__Tasks to carry out__:
1. According to the tour announcement, what will be in short supply on the tour?
2. Reproduce the passage of the tour announcement starting with "This tour, highlighting" and going on through "Hometime, I reckon.".

__Source excerpt__:

◆ ◆ ◆

This tour, highlighting my new material, will take advantage of the altered line-up to approach again songs from Yazoo, my early solo synth years and Hometime, I reckon.

Ballads will be in short supply. Invisible, just that. Don't say I didn't tell you and do learn the words. Then we can have all-togetherness and the like and I can do that pointing thing and get you to sing and it will be brilliant and we shall laugh like drains except for in the grim bits. Naturally there will be grim happening at some point. I am Alison Moyet, be fair. Then, when the grim is over we can do some idiot dancing and get all loved up on it. Sounds like a top plan xxx"

◆ ◆ ◆

__Information provided__:
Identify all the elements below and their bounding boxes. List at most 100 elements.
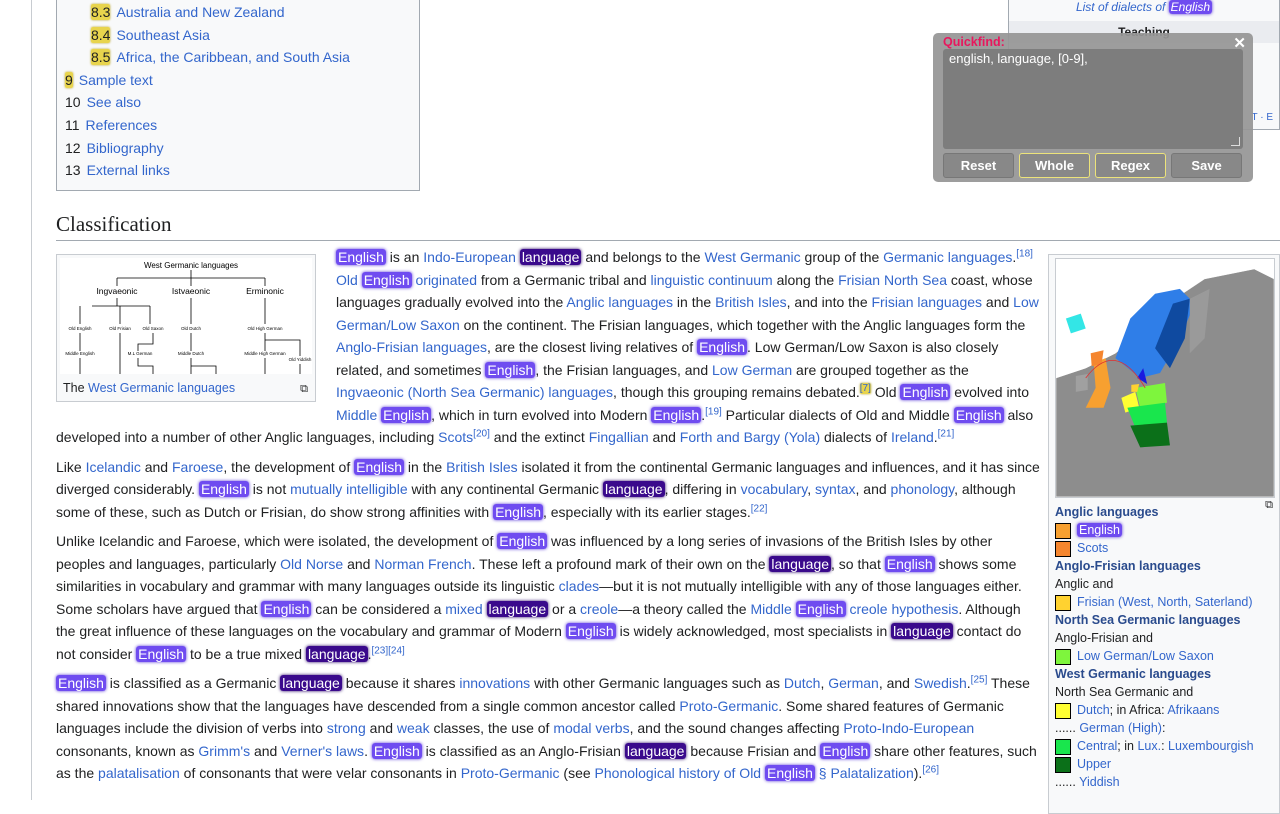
- link[interactable]: innovations: [459, 675, 530, 691]
- reference[interactable]: [22]: [751, 503, 768, 514]
- link[interactable]: Norman French: [374, 556, 471, 572]
- highlight-language[interactable]: language: [602, 481, 665, 497]
- toc-link[interactable]: Africa, the Caribbean, and South Asia: [116, 49, 349, 65]
- reference[interactable]: [23][24]: [371, 645, 404, 656]
- link[interactable]: Old: [336, 272, 358, 288]
- highlight-english[interactable]: English: [485, 361, 536, 378]
- reference[interactable]: [19]: [705, 406, 722, 417]
- highlight-english[interactable]: English: [336, 249, 386, 265]
- link[interactable]: clades: [559, 578, 599, 594]
- highlight-english[interactable]: English: [381, 406, 432, 423]
- highlight-language[interactable]: language: [486, 600, 549, 617]
- link[interactable]: Frisian languages: [872, 294, 983, 310]
- link[interactable]: Swedish: [914, 675, 967, 691]
- toc-link[interactable]: Bibliography: [87, 140, 164, 156]
- caption-link[interactable]: West Germanic languages: [88, 381, 235, 395]
- link[interactable]: Proto-Indo-European: [843, 720, 974, 736]
- legend-heading[interactable]: West Germanic languages: [1055, 665, 1273, 683]
- link[interactable]: linguistic continuum: [651, 272, 773, 288]
- highlight-language[interactable]: language: [305, 645, 368, 662]
- toc-item[interactable]: 12 Bibliography: [65, 137, 411, 160]
- highlight-english[interactable]: English: [953, 406, 1004, 423]
- link[interactable]: German: [828, 675, 879, 691]
- link[interactable]: Scots: [438, 429, 473, 445]
- link[interactable]: palatalisation: [98, 765, 180, 781]
- legend-link[interactable]: Central: [1077, 739, 1117, 753]
- legend-link[interactable]: Scots: [1077, 541, 1108, 555]
- highlight-english[interactable]: English: [198, 481, 249, 497]
- highlight-english[interactable]: English: [820, 742, 871, 759]
- reset-button[interactable]: Reset: [943, 153, 1014, 178]
- highlight-english[interactable]: English: [361, 271, 412, 288]
- highlight-english[interactable]: English: [651, 406, 702, 423]
- highlight-english[interactable]: English: [795, 600, 846, 617]
- toc-item[interactable]: 8.3 Australia and New Zealand: [65, 1, 411, 24]
- highlight-english[interactable]: English: [354, 458, 405, 475]
- link[interactable]: British Isles: [715, 294, 787, 310]
- link[interactable]: Verner's laws: [281, 743, 364, 759]
- link[interactable]: creole hypothesis: [849, 601, 958, 617]
- link[interactable]: Middle: [336, 407, 377, 423]
- toc-link[interactable]: Australia and New Zealand: [116, 4, 284, 20]
- toc-item[interactable]: 9 Sample text: [65, 69, 411, 92]
- link[interactable]: Grimm's: [198, 743, 250, 759]
- link[interactable]: mutually intelligible: [290, 481, 408, 497]
- legend-link[interactable]: Yiddish: [1079, 775, 1120, 789]
- toc-link[interactable]: External links: [87, 162, 170, 178]
- link[interactable]: Anglo-Frisian languages: [336, 339, 487, 355]
- highlight-language[interactable]: language: [280, 675, 342, 691]
- reference[interactable]: [20]: [473, 428, 490, 439]
- toc-link[interactable]: References: [86, 117, 158, 133]
- highlight-english[interactable]: English: [136, 645, 187, 662]
- link[interactable]: Old Norse: [280, 556, 343, 572]
- link[interactable]: § Palatalization: [815, 765, 914, 781]
- legend-link[interactable]: German (High): [1079, 721, 1162, 735]
- legend-link[interactable]: Low German/Low Saxon: [1077, 649, 1214, 663]
- highlight-english[interactable]: English: [371, 742, 422, 759]
- highlight-language[interactable]: language: [769, 555, 832, 572]
- reference[interactable]: [21]: [938, 428, 955, 439]
- reference[interactable]: [26]: [922, 764, 939, 775]
- link[interactable]: Frisian North Sea: [838, 272, 947, 288]
- toc-link[interactable]: See also: [87, 94, 141, 110]
- legend-link[interactable]: English: [1077, 523, 1122, 537]
- link[interactable]: Icelandic: [86, 459, 141, 475]
- link[interactable]: Ireland: [891, 429, 934, 445]
- highlight-english[interactable]: English: [261, 600, 312, 617]
- dialects-link[interactable]: List of dialects of English: [1009, 0, 1279, 21]
- highlight-english[interactable]: English: [697, 339, 748, 355]
- toc-item[interactable]: 8.5 Africa, the Caribbean, and South Asia: [65, 46, 411, 69]
- highlight-language[interactable]: language: [624, 742, 687, 759]
- toc-item[interactable]: 13 External links: [65, 159, 411, 182]
- west-germanic-map[interactable]: [1055, 258, 1275, 498]
- toc-item[interactable]: 11 References: [65, 114, 411, 137]
- highlight-english[interactable]: English: [497, 533, 548, 549]
- highlight-english[interactable]: English: [900, 384, 951, 400]
- link[interactable]: Proto-Germanic: [461, 765, 560, 781]
- reference[interactable]: [18]: [1016, 248, 1033, 259]
- legend-heading[interactable]: Anglic languages: [1055, 503, 1273, 521]
- regex-button[interactable]: Regex: [1095, 153, 1166, 178]
- link[interactable]: Indo-European: [423, 249, 516, 265]
- link[interactable]: creole: [580, 601, 618, 617]
- link[interactable]: Fingallian: [589, 429, 649, 445]
- link[interactable]: vocabulary: [741, 481, 808, 497]
- enlarge-icon[interactable]: ⧉: [300, 378, 308, 401]
- highlight-english[interactable]: English: [764, 765, 815, 781]
- legend-link[interactable]: Lux.: [1137, 739, 1161, 753]
- west-germanic-tree-diagram[interactable]: West Germanic languages Ingvaeonic Istvaeo…: [60, 258, 312, 374]
- legend-link[interactable]: Afrikaans: [1167, 703, 1219, 717]
- reference-highlighted[interactable]: [7]: [859, 383, 871, 395]
- link[interactable]: strong: [327, 720, 366, 736]
- link[interactable]: Ingvaeonic (North Sea Germanic) language…: [336, 384, 613, 400]
- legend-link[interactable]: Dutch: [1077, 703, 1110, 717]
- legend-heading[interactable]: North Sea Germanic languages: [1055, 611, 1273, 629]
- link[interactable]: syntax: [815, 481, 855, 497]
- highlight-english[interactable]: English: [884, 555, 935, 572]
- link[interactable]: Germanic languages: [883, 249, 1012, 265]
- link[interactable]: phonology: [891, 481, 955, 497]
- highlight-english[interactable]: English: [56, 675, 106, 691]
- link[interactable]: weak: [397, 720, 430, 736]
- link[interactable]: British Isles: [446, 459, 518, 475]
- toc-link[interactable]: Sample text: [79, 72, 153, 88]
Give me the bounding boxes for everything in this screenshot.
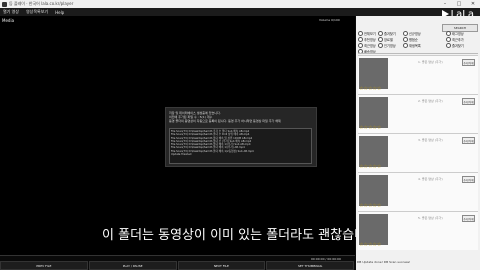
scan-dialog: 저장 및 데이터베이스 생성중에 있습니다. 이전에 추가된 파일 수 : 5(… bbox=[165, 107, 317, 167]
status-text: DB Update done! DB Scan success! bbox=[357, 260, 411, 264]
category-label: 신규영상 bbox=[409, 32, 421, 36]
category-label: 전체보기 bbox=[364, 32, 376, 36]
category-label: 최근영상 bbox=[364, 44, 376, 48]
category-item[interactable]: 태그영상 bbox=[446, 31, 464, 36]
menu-help[interactable]: Help bbox=[55, 10, 64, 15]
video-thumbnail[interactable] bbox=[359, 136, 388, 167]
minimize-icon[interactable]: – bbox=[438, 1, 452, 7]
maximize-icon[interactable]: □ bbox=[452, 1, 466, 7]
category-label: 즐겨찾기 bbox=[452, 44, 464, 48]
set-thumbnail-button[interactable]: SET THUMBNAIL bbox=[266, 261, 354, 270]
next-file-button[interactable]: NEXT FILE bbox=[177, 261, 266, 270]
radio-icon bbox=[446, 31, 451, 36]
category-item[interactable]: 인기영상 bbox=[378, 43, 396, 48]
category-item[interactable]: 재생목록 bbox=[403, 43, 421, 48]
video-card[interactable]: 1. 좋은 영상 (추가) 추가/삭제 ☆☆☆☆☆ bbox=[358, 55, 478, 94]
category-item[interactable]: 장르별 bbox=[378, 37, 393, 42]
window-title: 등 플레이 · 한국어 lala.co.kr/player bbox=[9, 1, 74, 6]
category-item[interactable]: 최근영상 bbox=[358, 43, 376, 48]
radio-icon bbox=[446, 43, 451, 48]
video-name: 1. 좋은 영상 (추가) bbox=[418, 60, 443, 64]
video-card[interactable]: 3. 좋은 영상 (추가) 추가/삭제 ☆☆☆☆☆ bbox=[358, 133, 478, 172]
category-label: 재생목록 bbox=[409, 44, 421, 48]
video-thumbnail[interactable] bbox=[359, 175, 388, 206]
category-item[interactable]: 최근추가 bbox=[446, 37, 464, 42]
radio-icon bbox=[378, 31, 383, 36]
video-name: 3. 좋은 영상 (추가) bbox=[418, 138, 443, 142]
radio-icon bbox=[378, 37, 383, 42]
category-label: 최근추가 bbox=[452, 38, 464, 42]
radio-icon bbox=[358, 37, 363, 42]
scan-log[interactable]: File Scan(73) D:\Desktop\Samth 추가 수 폴더 S… bbox=[169, 128, 312, 164]
category-label: 즐겨찾기 bbox=[384, 32, 396, 36]
card-action-button[interactable]: 추가/삭제 bbox=[462, 137, 475, 144]
app-icon bbox=[2, 1, 7, 7]
category-item[interactable]: 전체보기 bbox=[358, 31, 376, 36]
radio-icon bbox=[403, 43, 408, 48]
video-thumbnail[interactable] bbox=[359, 58, 388, 89]
log-line: Update finished bbox=[171, 153, 192, 157]
rating-stars[interactable]: ☆☆☆☆☆ bbox=[359, 164, 381, 170]
play-pause-button[interactable]: PLAY / PAUSE bbox=[88, 261, 177, 270]
radio-icon bbox=[358, 31, 363, 36]
prev-file-button[interactable]: PREV FILE bbox=[0, 261, 88, 270]
video-card[interactable]: 5. 좋은 영상 (추가) 추가/삭제 ☆☆☆☆☆ bbox=[358, 211, 478, 250]
category-item[interactable]: 평점순 bbox=[403, 37, 418, 42]
video-name: 2. 좋은 영상 (추가) bbox=[418, 99, 443, 103]
window-titlebar: 등 플레이 · 한국어 lala.co.kr/player – □ ✕ bbox=[0, 0, 480, 8]
divider bbox=[358, 53, 478, 54]
rating-stars[interactable]: ☆☆☆☆☆ bbox=[359, 242, 381, 248]
card-action-button[interactable]: 추가/삭제 bbox=[462, 215, 475, 222]
rating-stars[interactable]: ☆☆☆☆☆ bbox=[359, 203, 381, 209]
video-thumbnail[interactable] bbox=[359, 97, 388, 128]
video-card[interactable]: 4. 좋은 영상 (추가) 추가/삭제 ☆☆☆☆☆ bbox=[358, 172, 478, 211]
video-name: 4. 좋은 영상 (추가) bbox=[418, 177, 443, 181]
video-thumbnail[interactable] bbox=[359, 214, 388, 245]
card-action-button[interactable]: 추가/삭제 bbox=[462, 59, 475, 66]
radio-icon bbox=[378, 43, 383, 48]
menu-playlist[interactable]: 영상목록보기 bbox=[26, 9, 48, 15]
progress-bar[interactable] bbox=[0, 255, 355, 256]
category-label: 태그영상 bbox=[452, 32, 464, 36]
volume-readout: Volume 0/100 bbox=[319, 18, 340, 22]
category-label: 평점순 bbox=[409, 38, 418, 42]
radio-icon bbox=[403, 37, 408, 42]
rating-stars[interactable]: ☆☆☆☆☆ bbox=[359, 125, 381, 131]
video-card[interactable]: 2. 좋은 영상 (추가) 추가/삭제 ☆☆☆☆☆ bbox=[358, 94, 478, 133]
rating-stars[interactable]: ☆☆☆☆☆ bbox=[359, 86, 381, 92]
close-icon[interactable]: ✕ bbox=[466, 1, 480, 7]
category-item[interactable]: 즐겨찾기 bbox=[378, 31, 396, 36]
media-label: Media bbox=[2, 18, 15, 23]
category-label: 장르별 bbox=[384, 38, 393, 42]
radio-icon bbox=[403, 31, 408, 36]
category-label: 추천영상 bbox=[364, 38, 376, 42]
radio-icon bbox=[358, 43, 363, 48]
category-label: 인기영상 bbox=[384, 44, 396, 48]
menu-open[interactable]: 열기 영상 bbox=[3, 9, 19, 15]
control-bar: PREV FILE PLAY / PAUSE NEXT FILE SET THU… bbox=[0, 261, 355, 270]
menu-bar: 열기 영상 영상목록보기 Help bbox=[0, 8, 480, 16]
video-name: 5. 좋은 영상 (추가) bbox=[418, 216, 443, 220]
category-item[interactable]: 즐겨찾기 bbox=[446, 43, 464, 48]
radio-icon bbox=[446, 37, 451, 42]
category-item[interactable]: 추천영상 bbox=[358, 37, 376, 42]
card-action-button[interactable]: 추가/삭제 bbox=[462, 176, 475, 183]
category-item[interactable]: 신규영상 bbox=[403, 31, 421, 36]
dialog-message-3: 동영 폴더의 동영상이 자동으로 등록이 됩니다. 동영 추가 하시려면 동영상… bbox=[169, 119, 281, 123]
card-action-button[interactable]: 추가/삭제 bbox=[462, 98, 475, 105]
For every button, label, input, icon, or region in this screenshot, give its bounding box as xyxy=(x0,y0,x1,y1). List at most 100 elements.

◆ ◆ ◆

__Solutions to each task__:
1. Ballads.

2.
This tour, highlighting my new material, will take advantage of the altered line-up to approach again songs from Yazoo, my early solo synth years and Hometime, I reckon.